Saved data entries:
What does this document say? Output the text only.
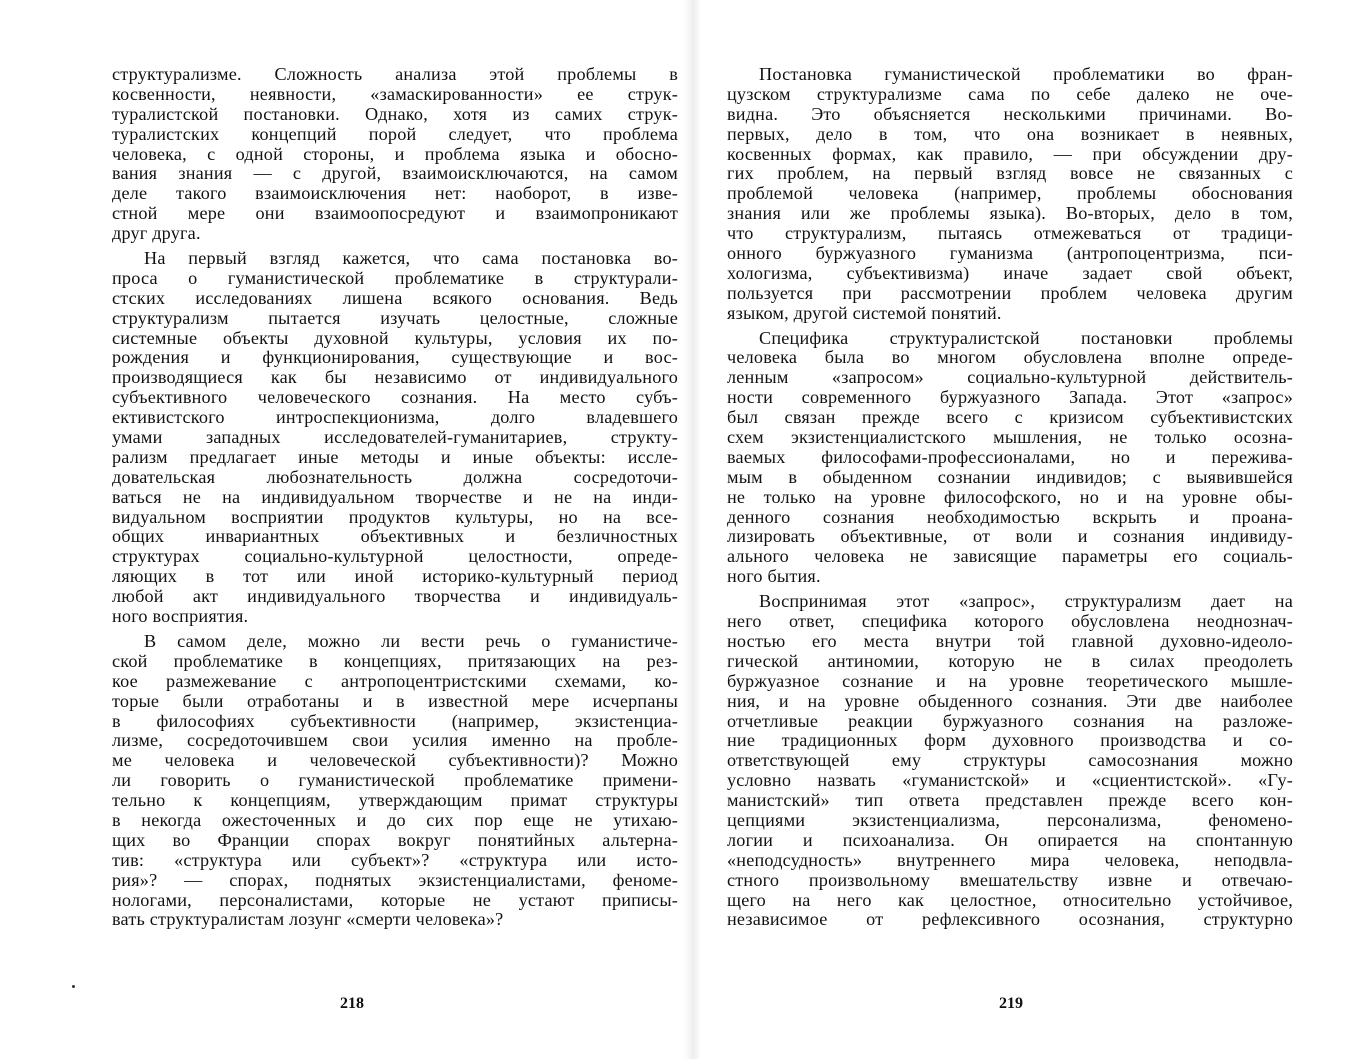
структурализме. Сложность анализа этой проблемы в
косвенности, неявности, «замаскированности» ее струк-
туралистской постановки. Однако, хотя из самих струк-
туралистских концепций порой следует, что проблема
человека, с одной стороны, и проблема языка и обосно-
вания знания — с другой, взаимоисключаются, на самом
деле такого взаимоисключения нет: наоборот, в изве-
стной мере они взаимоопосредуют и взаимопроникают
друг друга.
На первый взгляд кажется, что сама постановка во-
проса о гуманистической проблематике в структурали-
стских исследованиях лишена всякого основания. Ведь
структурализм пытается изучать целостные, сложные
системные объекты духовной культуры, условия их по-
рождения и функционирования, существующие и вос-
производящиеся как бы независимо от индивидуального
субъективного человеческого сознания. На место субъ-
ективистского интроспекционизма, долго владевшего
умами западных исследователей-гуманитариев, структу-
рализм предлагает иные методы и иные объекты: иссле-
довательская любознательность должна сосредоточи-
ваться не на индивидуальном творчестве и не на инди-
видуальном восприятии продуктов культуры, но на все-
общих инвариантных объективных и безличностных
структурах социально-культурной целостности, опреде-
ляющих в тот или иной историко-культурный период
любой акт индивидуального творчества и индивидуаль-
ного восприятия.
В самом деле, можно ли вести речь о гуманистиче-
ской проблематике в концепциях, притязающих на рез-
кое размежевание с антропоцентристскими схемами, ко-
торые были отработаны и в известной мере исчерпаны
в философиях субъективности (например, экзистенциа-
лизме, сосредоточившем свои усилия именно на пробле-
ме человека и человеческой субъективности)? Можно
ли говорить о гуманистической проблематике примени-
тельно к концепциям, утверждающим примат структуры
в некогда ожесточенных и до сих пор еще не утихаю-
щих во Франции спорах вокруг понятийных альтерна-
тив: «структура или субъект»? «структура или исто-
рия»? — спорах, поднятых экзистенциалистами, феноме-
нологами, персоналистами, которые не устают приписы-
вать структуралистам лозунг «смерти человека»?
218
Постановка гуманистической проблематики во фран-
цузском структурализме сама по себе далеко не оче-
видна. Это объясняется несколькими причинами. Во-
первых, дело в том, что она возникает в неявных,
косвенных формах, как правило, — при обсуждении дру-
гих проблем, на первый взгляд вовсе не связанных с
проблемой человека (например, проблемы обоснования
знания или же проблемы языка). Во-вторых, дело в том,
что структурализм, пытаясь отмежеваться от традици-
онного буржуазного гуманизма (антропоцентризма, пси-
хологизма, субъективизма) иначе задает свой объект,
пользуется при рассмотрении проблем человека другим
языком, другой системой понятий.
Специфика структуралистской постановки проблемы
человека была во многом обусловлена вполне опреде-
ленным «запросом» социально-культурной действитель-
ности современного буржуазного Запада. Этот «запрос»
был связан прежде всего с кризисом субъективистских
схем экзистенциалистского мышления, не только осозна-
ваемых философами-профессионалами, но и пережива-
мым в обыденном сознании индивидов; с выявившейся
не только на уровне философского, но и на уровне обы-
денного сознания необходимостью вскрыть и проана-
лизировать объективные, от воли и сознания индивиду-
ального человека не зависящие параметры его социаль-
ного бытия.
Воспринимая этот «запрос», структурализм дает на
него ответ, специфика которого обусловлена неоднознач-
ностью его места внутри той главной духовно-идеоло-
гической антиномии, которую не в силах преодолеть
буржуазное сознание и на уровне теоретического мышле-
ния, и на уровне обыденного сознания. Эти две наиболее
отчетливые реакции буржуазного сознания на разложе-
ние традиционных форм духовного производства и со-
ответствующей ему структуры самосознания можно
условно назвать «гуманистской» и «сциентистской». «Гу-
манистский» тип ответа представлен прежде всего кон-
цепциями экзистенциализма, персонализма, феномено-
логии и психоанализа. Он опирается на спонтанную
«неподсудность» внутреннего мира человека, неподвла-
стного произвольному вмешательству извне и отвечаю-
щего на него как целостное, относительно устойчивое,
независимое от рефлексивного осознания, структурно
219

- _Your objective_:
Where a line holds "структурализме", copy that line.

- _Task response_:
структурализме. Сложность анализа этой проблемы в
цузском структурализме сама по себе далеко не оче-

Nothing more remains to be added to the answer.